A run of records
-------
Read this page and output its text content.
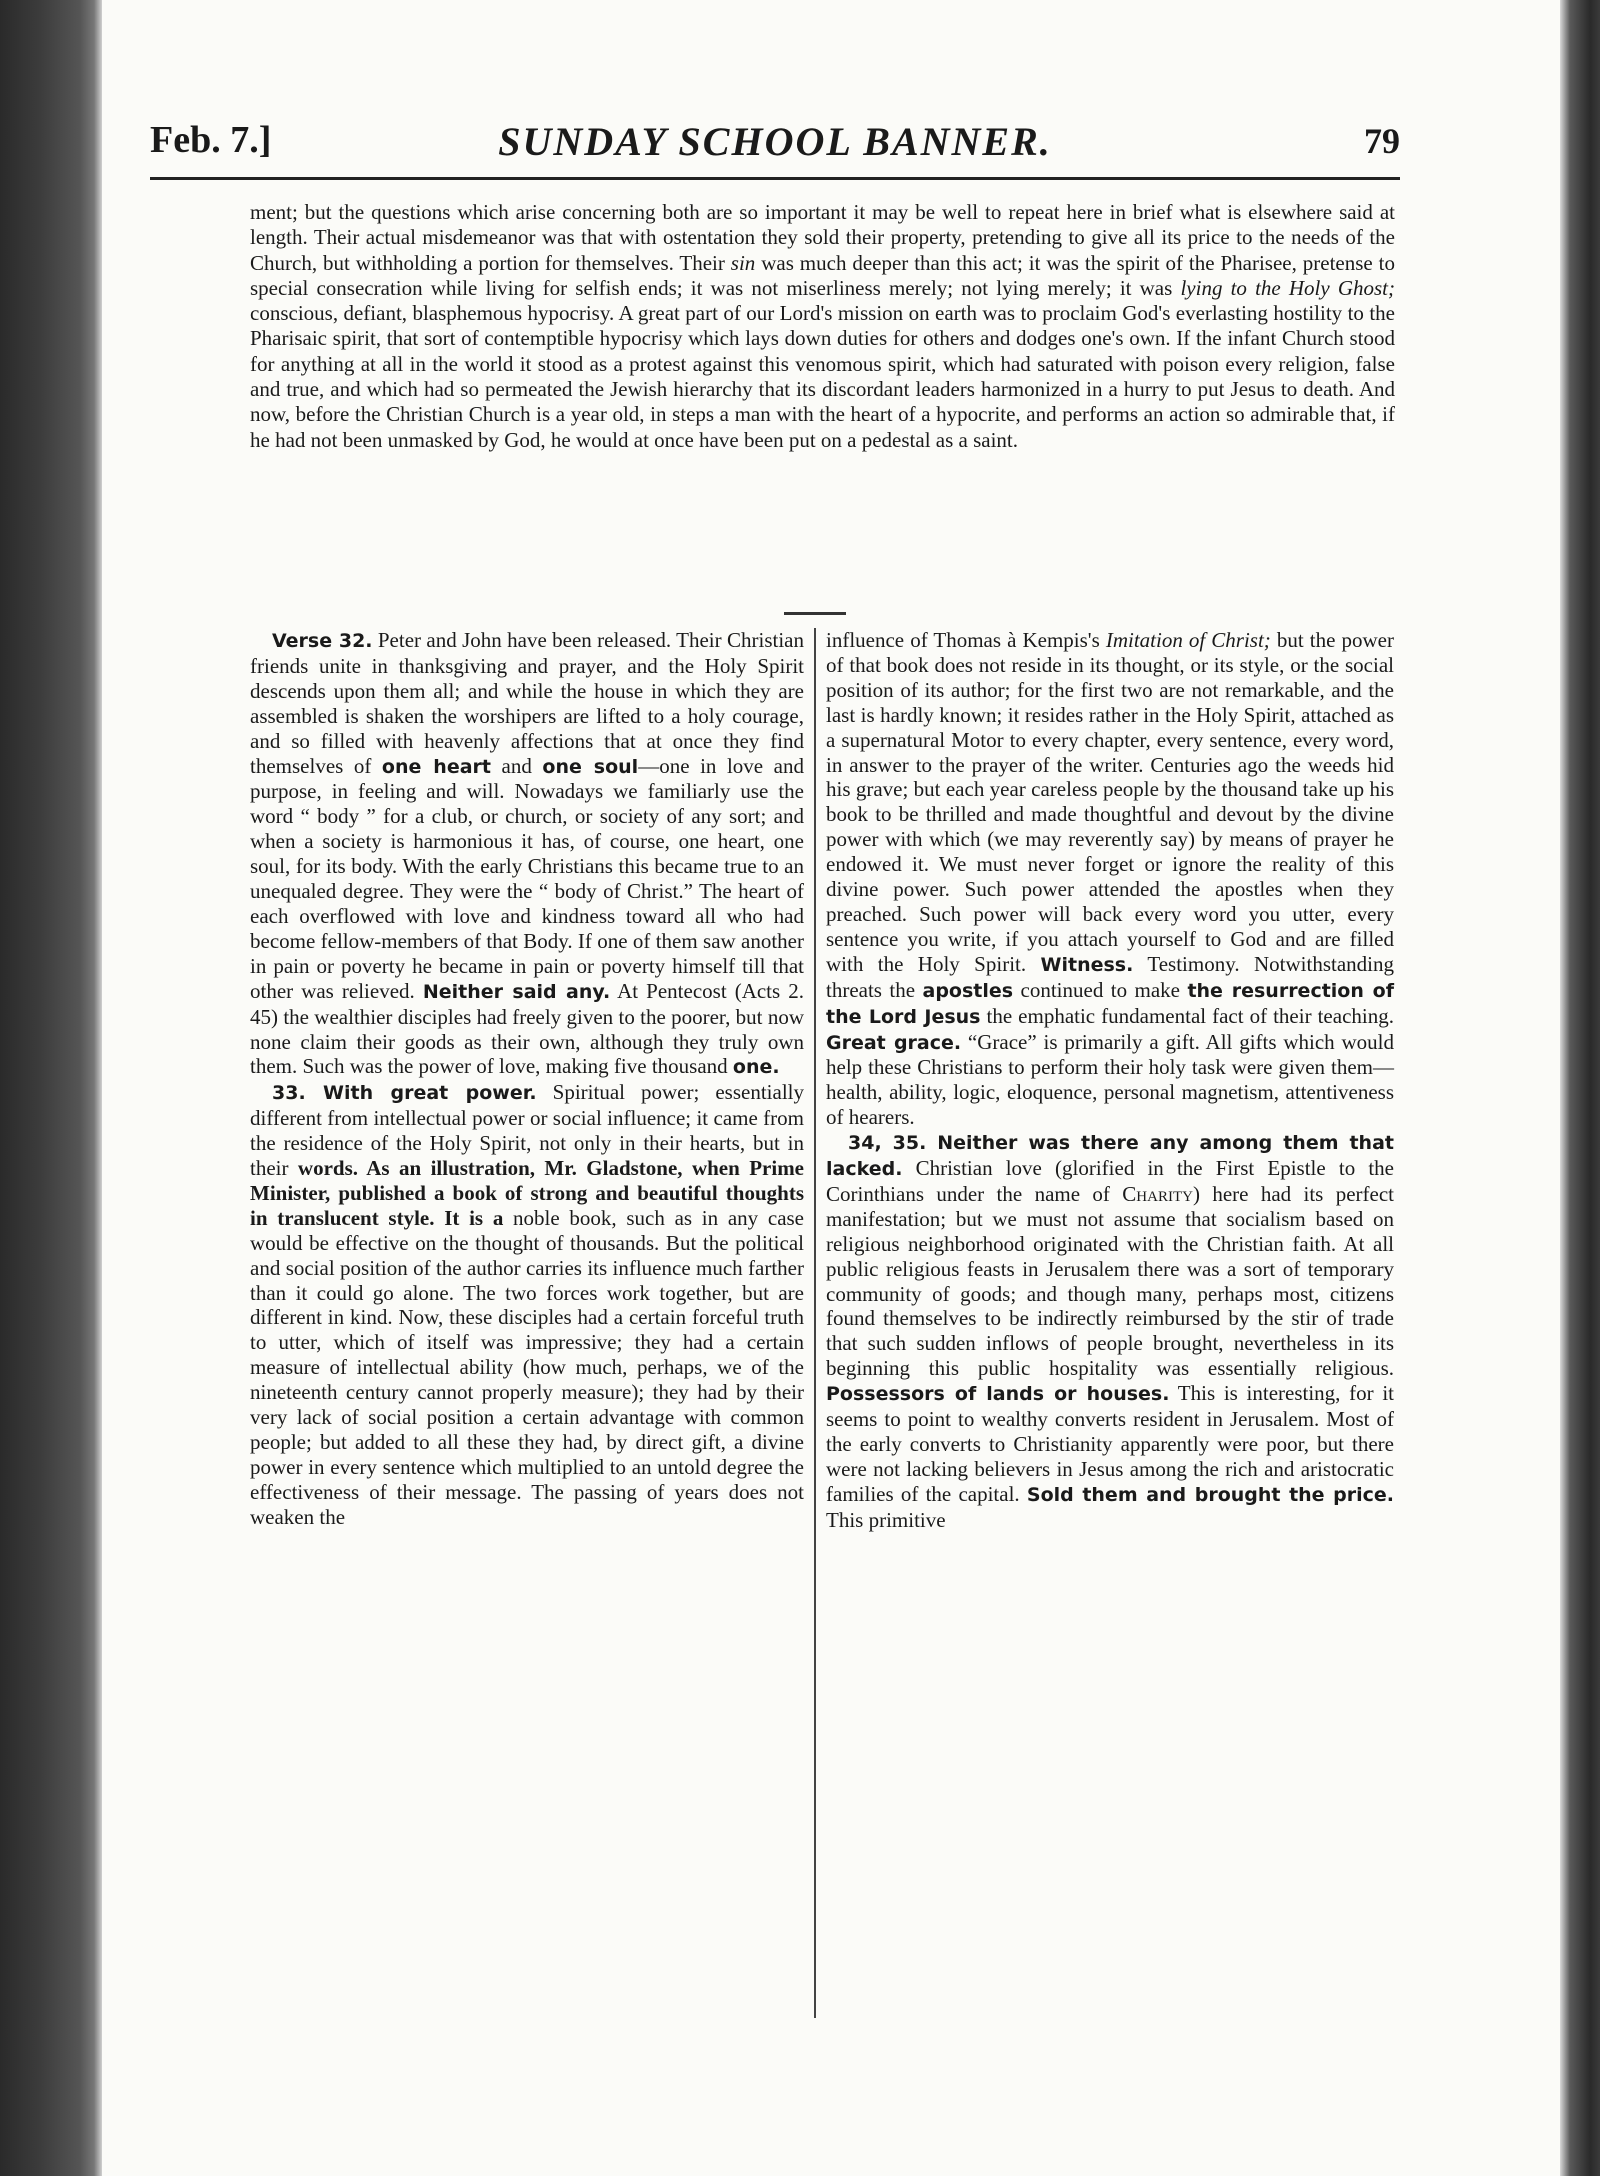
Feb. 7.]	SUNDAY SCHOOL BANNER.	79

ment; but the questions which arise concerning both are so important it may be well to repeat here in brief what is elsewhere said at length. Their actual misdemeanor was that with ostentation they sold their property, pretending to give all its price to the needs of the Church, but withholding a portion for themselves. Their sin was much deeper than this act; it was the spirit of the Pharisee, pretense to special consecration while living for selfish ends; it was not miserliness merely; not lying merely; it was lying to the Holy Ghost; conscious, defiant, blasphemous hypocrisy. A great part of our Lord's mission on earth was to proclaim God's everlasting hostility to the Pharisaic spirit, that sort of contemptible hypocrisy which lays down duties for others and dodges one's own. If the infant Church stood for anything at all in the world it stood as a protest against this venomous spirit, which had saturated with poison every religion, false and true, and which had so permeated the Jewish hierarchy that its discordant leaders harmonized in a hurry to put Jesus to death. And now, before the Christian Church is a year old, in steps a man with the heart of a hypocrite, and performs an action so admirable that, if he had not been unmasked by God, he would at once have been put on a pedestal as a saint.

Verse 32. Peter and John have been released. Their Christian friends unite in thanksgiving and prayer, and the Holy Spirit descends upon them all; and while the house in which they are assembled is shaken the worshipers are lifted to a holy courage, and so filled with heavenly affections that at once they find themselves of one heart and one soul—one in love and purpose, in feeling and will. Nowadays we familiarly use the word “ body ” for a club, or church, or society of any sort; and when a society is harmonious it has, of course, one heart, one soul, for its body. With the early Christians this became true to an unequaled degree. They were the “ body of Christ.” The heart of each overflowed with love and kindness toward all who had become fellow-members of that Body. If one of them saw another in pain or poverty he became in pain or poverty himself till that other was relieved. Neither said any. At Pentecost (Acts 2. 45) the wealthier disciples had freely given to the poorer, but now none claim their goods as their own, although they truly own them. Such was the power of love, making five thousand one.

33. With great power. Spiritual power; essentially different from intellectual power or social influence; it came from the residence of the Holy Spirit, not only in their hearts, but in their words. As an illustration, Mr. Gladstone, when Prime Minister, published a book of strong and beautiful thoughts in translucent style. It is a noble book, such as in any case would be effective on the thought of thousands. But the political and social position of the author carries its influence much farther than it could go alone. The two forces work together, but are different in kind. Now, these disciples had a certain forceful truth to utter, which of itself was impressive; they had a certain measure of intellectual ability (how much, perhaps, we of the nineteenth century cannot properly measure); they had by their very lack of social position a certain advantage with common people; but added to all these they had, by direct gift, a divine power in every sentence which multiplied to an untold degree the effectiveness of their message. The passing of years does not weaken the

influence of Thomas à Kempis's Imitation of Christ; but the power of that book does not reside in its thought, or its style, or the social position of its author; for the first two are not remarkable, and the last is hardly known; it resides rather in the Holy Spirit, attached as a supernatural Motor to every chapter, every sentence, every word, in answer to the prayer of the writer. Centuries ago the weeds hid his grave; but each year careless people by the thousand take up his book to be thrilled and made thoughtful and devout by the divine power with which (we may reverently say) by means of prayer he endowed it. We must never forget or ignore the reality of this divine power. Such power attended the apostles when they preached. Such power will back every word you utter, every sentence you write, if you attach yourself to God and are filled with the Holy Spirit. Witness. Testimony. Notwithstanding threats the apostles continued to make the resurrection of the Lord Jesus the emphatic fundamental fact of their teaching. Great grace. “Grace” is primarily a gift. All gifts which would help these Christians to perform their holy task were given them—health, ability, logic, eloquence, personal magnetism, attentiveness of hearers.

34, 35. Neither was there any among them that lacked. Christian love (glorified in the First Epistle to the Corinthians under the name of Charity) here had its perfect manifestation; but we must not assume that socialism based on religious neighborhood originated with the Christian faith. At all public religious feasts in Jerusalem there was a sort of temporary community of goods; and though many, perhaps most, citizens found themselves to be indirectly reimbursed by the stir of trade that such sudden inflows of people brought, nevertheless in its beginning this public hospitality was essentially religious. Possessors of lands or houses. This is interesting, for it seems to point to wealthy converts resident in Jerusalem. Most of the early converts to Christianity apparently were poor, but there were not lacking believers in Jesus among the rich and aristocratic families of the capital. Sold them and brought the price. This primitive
-------
Keep the pictures out of your copy, and repeat every entry above exactly.

_The output_
Read this page and output its text content.
Feb. 7.]	SUNDAY SCHOOL BANNER.	79

ment; but the questions which arise concerning both are so important it may be well to repeat here in brief what is elsewhere said at length. Their actual misdemeanor was that with ostentation they sold their property, pretending to give all its price to the needs of the Church, but withholding a portion for themselves. Their sin was much deeper than this act; it was the spirit of the Pharisee, pretense to special consecration while living for selfish ends; it was not miserliness merely; not lying merely; it was lying to the Holy Ghost; conscious, defiant, blasphemous hypocrisy. A great part of our Lord's mission on earth was to proclaim God's everlasting hostility to the Pharisaic spirit, that sort of contemptible hypocrisy which lays down duties for others and dodges one's own. If the infant Church stood for anything at all in the world it stood as a protest against this venomous spirit, which had saturated with poison every religion, false and true, and which had so permeated the Jewish hierarchy that its discordant leaders harmonized in a hurry to put Jesus to death. And now, before the Christian Church is a year old, in steps a man with the heart of a hypocrite, and performs an action so admirable that, if he had not been unmasked by God, he would at once have been put on a pedestal as a saint.

Verse 32. Peter and John have been released. Their Christian friends unite in thanksgiving and prayer, and the Holy Spirit descends upon them all; and while the house in which they are assembled is shaken the worshipers are lifted to a holy courage, and so filled with heavenly affections that at once they find themselves of one heart and one soul—one in love and purpose, in feeling and will. Nowadays we familiarly use the word “ body ” for a club, or church, or society of any sort; and when a society is harmonious it has, of course, one heart, one soul, for its body. With the early Christians this became true to an unequaled degree. They were the “ body of Christ.” The heart of each overflowed with love and kindness toward all who had become fellow-members of that Body. If one of them saw another in pain or poverty he became in pain or poverty himself till that other was relieved. Neither said any. At Pentecost (Acts 2. 45) the wealthier disciples had freely given to the poorer, but now none claim their goods as their own, although they truly own them. Such was the power of love, making five thousand one.

33. With great power. Spiritual power; essentially different from intellectual power or social influence; it came from the residence of the Holy Spirit, not only in their hearts, but in their words. As an illustration, Mr. Gladstone, when Prime Minister, published a book of strong and beautiful thoughts in translucent style. It is a noble book, such as in any case would be effective on the thought of thousands. But the political and social position of the author carries its influence much farther than it could go alone. The two forces work together, but are different in kind. Now, these disciples had a certain forceful truth to utter, which of itself was impressive; they had a certain measure of intellectual ability (how much, perhaps, we of the nineteenth century cannot properly measure); they had by their very lack of social position a certain advantage with common people; but added to all these they had, by direct gift, a divine power in every sentence which multiplied to an untold degree the effectiveness of their message. The passing of years does not weaken the

influence of Thomas à Kempis's Imitation of Christ; but the power of that book does not reside in its thought, or its style, or the social position of its author; for the first two are not remarkable, and the last is hardly known; it resides rather in the Holy Spirit, attached as a supernatural Motor to every chapter, every sentence, every word, in answer to the prayer of the writer. Centuries ago the weeds hid his grave; but each year careless people by the thousand take up his book to be thrilled and made thoughtful and devout by the divine power with which (we may reverently say) by means of prayer he endowed it. We must never forget or ignore the reality of this divine power. Such power attended the apostles when they preached. Such power will back every word you utter, every sentence you write, if you attach yourself to God and are filled with the Holy Spirit. Witness. Testimony. Notwithstanding threats the apostles continued to make the resurrection of the Lord Jesus the emphatic fundamental fact of their teaching. Great grace. “Grace” is primarily a gift. All gifts which would help these Christians to perform their holy task were given them—health, ability, logic, eloquence, personal magnetism, attentiveness of hearers.

34, 35. Neither was there any among them that lacked. Christian love (glorified in the First Epistle to the Corinthians under the name of Charity) here had its perfect manifestation; but we must not assume that socialism based on religious neighborhood originated with the Christian faith. At all public religious feasts in Jerusalem there was a sort of temporary community of goods; and though many, perhaps most, citizens found themselves to be indirectly reimbursed by the stir of trade that such sudden inflows of people brought, nevertheless in its beginning this public hospitality was essentially religious. Possessors of lands or houses. This is interesting, for it seems to point to wealthy converts resident in Jerusalem. Most of the early converts to Christianity apparently were poor, but there were not lacking believers in Jesus among the rich and aristocratic families of the capital. Sold them and brought the price. This primitive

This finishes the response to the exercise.